Job: Reproduce every line of the data below word for word, but omit the pictures.

(Collected data)
----

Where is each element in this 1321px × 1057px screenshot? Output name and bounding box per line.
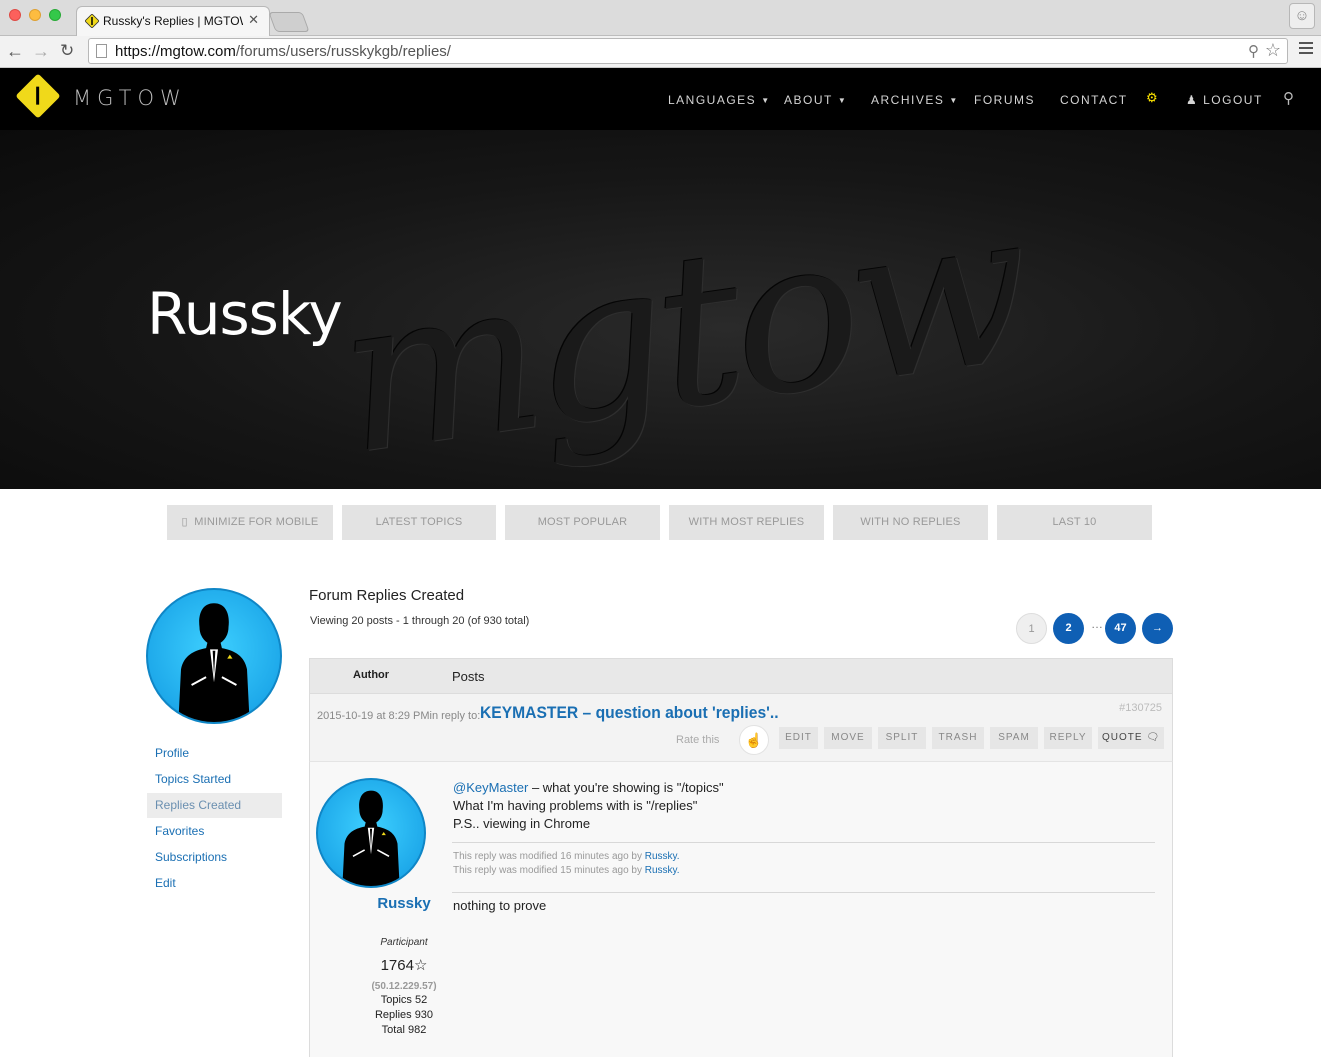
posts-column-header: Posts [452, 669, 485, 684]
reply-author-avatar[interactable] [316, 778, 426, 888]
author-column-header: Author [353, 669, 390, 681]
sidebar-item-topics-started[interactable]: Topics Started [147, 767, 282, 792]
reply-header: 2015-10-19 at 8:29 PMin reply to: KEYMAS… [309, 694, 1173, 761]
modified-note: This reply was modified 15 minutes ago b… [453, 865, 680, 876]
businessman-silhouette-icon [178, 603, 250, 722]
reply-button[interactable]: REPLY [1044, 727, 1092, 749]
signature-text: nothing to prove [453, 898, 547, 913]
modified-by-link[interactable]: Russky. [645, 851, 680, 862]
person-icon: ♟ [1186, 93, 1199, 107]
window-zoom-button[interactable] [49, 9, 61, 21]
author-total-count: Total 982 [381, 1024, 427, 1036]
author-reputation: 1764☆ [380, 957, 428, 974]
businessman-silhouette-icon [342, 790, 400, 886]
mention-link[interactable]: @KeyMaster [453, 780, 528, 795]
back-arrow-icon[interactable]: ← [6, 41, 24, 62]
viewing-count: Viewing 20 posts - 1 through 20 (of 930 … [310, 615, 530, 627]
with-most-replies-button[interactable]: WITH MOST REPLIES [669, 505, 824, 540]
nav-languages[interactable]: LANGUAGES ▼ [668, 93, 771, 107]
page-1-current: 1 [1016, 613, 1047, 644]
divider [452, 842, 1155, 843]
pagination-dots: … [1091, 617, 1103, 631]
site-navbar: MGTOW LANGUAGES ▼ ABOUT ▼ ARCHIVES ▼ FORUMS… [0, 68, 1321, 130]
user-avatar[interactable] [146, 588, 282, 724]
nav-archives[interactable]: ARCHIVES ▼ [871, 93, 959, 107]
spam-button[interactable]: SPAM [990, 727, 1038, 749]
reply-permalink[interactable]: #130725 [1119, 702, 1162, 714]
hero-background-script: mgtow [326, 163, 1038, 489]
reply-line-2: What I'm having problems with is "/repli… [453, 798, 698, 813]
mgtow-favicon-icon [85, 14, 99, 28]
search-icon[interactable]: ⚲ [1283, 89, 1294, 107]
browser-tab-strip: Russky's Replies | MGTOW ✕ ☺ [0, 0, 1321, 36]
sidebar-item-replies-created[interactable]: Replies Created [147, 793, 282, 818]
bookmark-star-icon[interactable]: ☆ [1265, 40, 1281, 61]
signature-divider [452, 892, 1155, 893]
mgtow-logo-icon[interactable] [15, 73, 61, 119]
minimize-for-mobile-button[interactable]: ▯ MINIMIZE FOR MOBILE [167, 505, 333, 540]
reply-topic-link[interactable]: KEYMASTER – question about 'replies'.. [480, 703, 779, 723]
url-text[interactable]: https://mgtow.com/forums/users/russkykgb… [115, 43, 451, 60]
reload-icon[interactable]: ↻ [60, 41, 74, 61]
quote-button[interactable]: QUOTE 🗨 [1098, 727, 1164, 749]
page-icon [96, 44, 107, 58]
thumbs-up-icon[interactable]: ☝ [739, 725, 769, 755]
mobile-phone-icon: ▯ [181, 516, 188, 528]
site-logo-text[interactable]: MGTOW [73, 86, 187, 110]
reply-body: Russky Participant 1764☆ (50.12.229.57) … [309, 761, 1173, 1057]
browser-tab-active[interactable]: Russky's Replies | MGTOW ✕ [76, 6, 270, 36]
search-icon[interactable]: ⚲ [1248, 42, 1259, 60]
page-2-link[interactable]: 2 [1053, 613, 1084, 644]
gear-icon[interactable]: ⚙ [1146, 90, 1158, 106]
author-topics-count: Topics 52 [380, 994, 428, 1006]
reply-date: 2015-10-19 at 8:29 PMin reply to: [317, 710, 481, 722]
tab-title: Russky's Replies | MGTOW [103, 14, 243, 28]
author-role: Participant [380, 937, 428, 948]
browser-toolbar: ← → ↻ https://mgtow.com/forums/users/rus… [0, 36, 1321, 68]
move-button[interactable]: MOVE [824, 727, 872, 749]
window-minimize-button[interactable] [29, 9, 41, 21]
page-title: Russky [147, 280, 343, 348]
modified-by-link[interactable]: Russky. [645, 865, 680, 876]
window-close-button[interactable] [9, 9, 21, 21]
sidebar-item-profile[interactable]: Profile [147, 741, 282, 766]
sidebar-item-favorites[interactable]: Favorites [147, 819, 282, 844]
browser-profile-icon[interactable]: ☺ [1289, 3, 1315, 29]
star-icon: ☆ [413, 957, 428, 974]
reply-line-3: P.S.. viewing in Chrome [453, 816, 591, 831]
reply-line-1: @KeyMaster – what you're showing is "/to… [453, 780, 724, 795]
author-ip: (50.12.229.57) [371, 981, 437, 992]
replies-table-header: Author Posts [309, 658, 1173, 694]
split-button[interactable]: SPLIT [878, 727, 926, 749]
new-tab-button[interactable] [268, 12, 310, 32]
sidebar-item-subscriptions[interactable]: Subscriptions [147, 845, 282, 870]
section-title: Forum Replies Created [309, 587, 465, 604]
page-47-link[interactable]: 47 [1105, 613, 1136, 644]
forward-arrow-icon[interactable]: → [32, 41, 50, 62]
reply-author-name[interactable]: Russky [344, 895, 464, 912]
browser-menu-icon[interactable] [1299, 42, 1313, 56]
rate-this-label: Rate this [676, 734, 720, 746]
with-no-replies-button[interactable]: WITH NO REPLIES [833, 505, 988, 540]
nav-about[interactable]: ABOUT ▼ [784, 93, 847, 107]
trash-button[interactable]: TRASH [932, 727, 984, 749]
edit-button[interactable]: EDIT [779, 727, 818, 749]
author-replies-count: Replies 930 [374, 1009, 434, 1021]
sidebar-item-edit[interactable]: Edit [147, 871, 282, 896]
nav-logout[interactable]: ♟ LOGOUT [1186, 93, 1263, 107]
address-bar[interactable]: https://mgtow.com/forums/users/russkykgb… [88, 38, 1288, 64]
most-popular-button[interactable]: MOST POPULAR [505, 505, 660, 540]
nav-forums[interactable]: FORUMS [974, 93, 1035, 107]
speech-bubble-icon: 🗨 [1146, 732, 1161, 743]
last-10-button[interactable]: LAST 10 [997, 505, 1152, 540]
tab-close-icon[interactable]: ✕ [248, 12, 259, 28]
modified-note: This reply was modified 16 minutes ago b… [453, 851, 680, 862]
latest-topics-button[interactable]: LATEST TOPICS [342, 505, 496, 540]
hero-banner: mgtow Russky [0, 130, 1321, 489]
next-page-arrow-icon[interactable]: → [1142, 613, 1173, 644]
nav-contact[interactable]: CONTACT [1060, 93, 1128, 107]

----

Output of the exercise:
Where is each element in this 1321px × 1057px screenshot? Output name and bounding box per line.
posts-column-header: Posts [452, 669, 485, 684]
reply-author-avatar[interactable] [316, 778, 426, 888]
author-column-header: Author [353, 669, 390, 681]
sidebar-item-topics-started[interactable]: Topics Started [147, 767, 282, 792]
reply-header: 2015-10-19 at 8:29 PMin reply to: KEYMAS… [309, 694, 1173, 761]
modified-note: This reply was modified 15 minutes ago b… [453, 865, 680, 876]
businessman-silhouette-icon [178, 603, 250, 722]
reply-button[interactable]: REPLY [1044, 727, 1092, 749]
signature-text: nothing to prove [453, 898, 547, 913]
modified-by-link[interactable]: Russky. [645, 851, 680, 862]
person-icon: ♟ [1186, 93, 1199, 107]
window-zoom-button[interactable] [49, 9, 61, 21]
author-total-count: Total 982 [381, 1024, 427, 1036]
author-reputation: 1764☆ [380, 957, 428, 974]
businessman-silhouette-icon [342, 790, 400, 886]
mention-link[interactable]: @KeyMaster [453, 780, 528, 795]
back-arrow-icon[interactable]: ← [6, 41, 24, 62]
viewing-count: Viewing 20 posts - 1 through 20 (of 930 … [310, 615, 530, 627]
with-most-replies-button[interactable]: WITH MOST REPLIES [669, 505, 824, 540]
nav-languages[interactable]: LANGUAGES ▼ [668, 93, 771, 107]
page-1-current: 1 [1016, 613, 1047, 644]
divider [452, 842, 1155, 843]
pagination-dots: … [1091, 617, 1103, 631]
site-navbar: MGTOW LANGUAGES ▼ ABOUT ▼ ARCHIVES ▼ FORUMS… [0, 68, 1321, 130]
user-avatar[interactable] [146, 588, 282, 724]
nav-archives[interactable]: ARCHIVES ▼ [871, 93, 959, 107]
spam-button[interactable]: SPAM [990, 727, 1038, 749]
reply-permalink[interactable]: #130725 [1119, 702, 1162, 714]
hero-background-script: mgtow [326, 163, 1038, 489]
reply-line-2: What I'm having problems with is "/repli… [453, 798, 698, 813]
mgtow-favicon-icon [85, 14, 99, 28]
search-icon[interactable]: ⚲ [1283, 89, 1294, 107]
browser-tab-strip: Russky's Replies | MGTOW ✕ ☺ [0, 0, 1321, 36]
sidebar-item-replies-created[interactable]: Replies Created [147, 793, 282, 818]
bookmark-star-icon[interactable]: ☆ [1265, 40, 1281, 61]
signature-divider [452, 892, 1155, 893]
mgtow-logo-icon[interactable] [15, 73, 61, 119]
minimize-for-mobile-button[interactable]: ▯ MINIMIZE FOR MOBILE [167, 505, 333, 540]
reply-topic-link[interactable]: KEYMASTER – question about 'replies'.. [480, 703, 779, 723]
url-text[interactable]: https://mgtow.com/forums/users/russkykgb… [115, 43, 451, 60]
reload-icon[interactable]: ↻ [60, 41, 74, 61]
quote-button[interactable]: QUOTE 🗨 [1098, 727, 1164, 749]
page-icon [96, 44, 107, 58]
thumbs-up-icon[interactable]: ☝ [739, 725, 769, 755]
mobile-phone-icon: ▯ [181, 516, 188, 528]
site-logo-text[interactable]: MGTOW [73, 86, 187, 110]
reply-body: Russky Participant 1764☆ (50.12.229.57) … [309, 761, 1173, 1057]
browser-tab-active[interactable]: Russky's Replies | MGTOW ✕ [76, 6, 270, 36]
search-icon[interactable]: ⚲ [1248, 42, 1259, 60]
page-2-link[interactable]: 2 [1053, 613, 1084, 644]
gear-icon[interactable]: ⚙ [1146, 90, 1158, 106]
author-topics-count: Topics 52 [380, 994, 428, 1006]
reply-date: 2015-10-19 at 8:29 PMin reply to: [317, 710, 481, 722]
tab-title: Russky's Replies | MGTOW [103, 14, 243, 28]
author-role: Participant [380, 937, 428, 948]
browser-toolbar: ← → ↻ https://mgtow.com/forums/users/rus… [0, 36, 1321, 68]
move-button[interactable]: MOVE [824, 727, 872, 749]
window-minimize-button[interactable] [29, 9, 41, 21]
page-title: Russky [147, 280, 343, 348]
modified-by-link[interactable]: Russky. [645, 865, 680, 876]
window-close-button[interactable] [9, 9, 21, 21]
sidebar-item-profile[interactable]: Profile [147, 741, 282, 766]
sidebar-item-favorites[interactable]: Favorites [147, 819, 282, 844]
browser-profile-icon[interactable]: ☺ [1289, 3, 1315, 29]
star-icon: ☆ [413, 957, 428, 974]
reply-line-3: P.S.. viewing in Chrome [453, 816, 591, 831]
reply-line-1: @KeyMaster – what you're showing is "/to… [453, 780, 724, 795]
author-ip: (50.12.229.57) [371, 981, 437, 992]
replies-table-header: Author Posts [309, 658, 1173, 694]
split-button[interactable]: SPLIT [878, 727, 926, 749]
new-tab-button[interactable] [268, 12, 310, 32]
sidebar-item-subscriptions[interactable]: Subscriptions [147, 845, 282, 870]
section-title: Forum Replies Created [309, 587, 465, 604]
page-47-link[interactable]: 47 [1105, 613, 1136, 644]
forward-arrow-icon[interactable]: → [32, 41, 50, 62]
reply-author-name[interactable]: Russky [344, 895, 464, 912]
browser-menu-icon[interactable] [1299, 42, 1313, 56]
rate-this-label: Rate this [676, 734, 720, 746]
with-no-replies-button[interactable]: WITH NO REPLIES [833, 505, 988, 540]
nav-about[interactable]: ABOUT ▼ [784, 93, 847, 107]
trash-button[interactable]: TRASH [932, 727, 984, 749]
edit-button[interactable]: EDIT [779, 727, 818, 749]
author-replies-count: Replies 930 [374, 1009, 434, 1021]
sidebar-item-edit[interactable]: Edit [147, 871, 282, 896]
nav-logout[interactable]: ♟ LOGOUT [1186, 93, 1263, 107]
address-bar[interactable]: https://mgtow.com/forums/users/russkykgb… [88, 38, 1288, 64]
most-popular-button[interactable]: MOST POPULAR [505, 505, 660, 540]
nav-forums[interactable]: FORUMS [974, 93, 1035, 107]
speech-bubble-icon: 🗨 [1146, 732, 1161, 743]
last-10-button[interactable]: LAST 10 [997, 505, 1152, 540]
tab-close-icon[interactable]: ✕ [248, 12, 259, 28]
modified-note: This reply was modified 16 minutes ago b… [453, 851, 680, 862]
latest-topics-button[interactable]: LATEST TOPICS [342, 505, 496, 540]
hero-banner: mgtow Russky [0, 130, 1321, 489]
next-page-arrow-icon[interactable]: → [1142, 613, 1173, 644]
nav-contact[interactable]: CONTACT [1060, 93, 1128, 107]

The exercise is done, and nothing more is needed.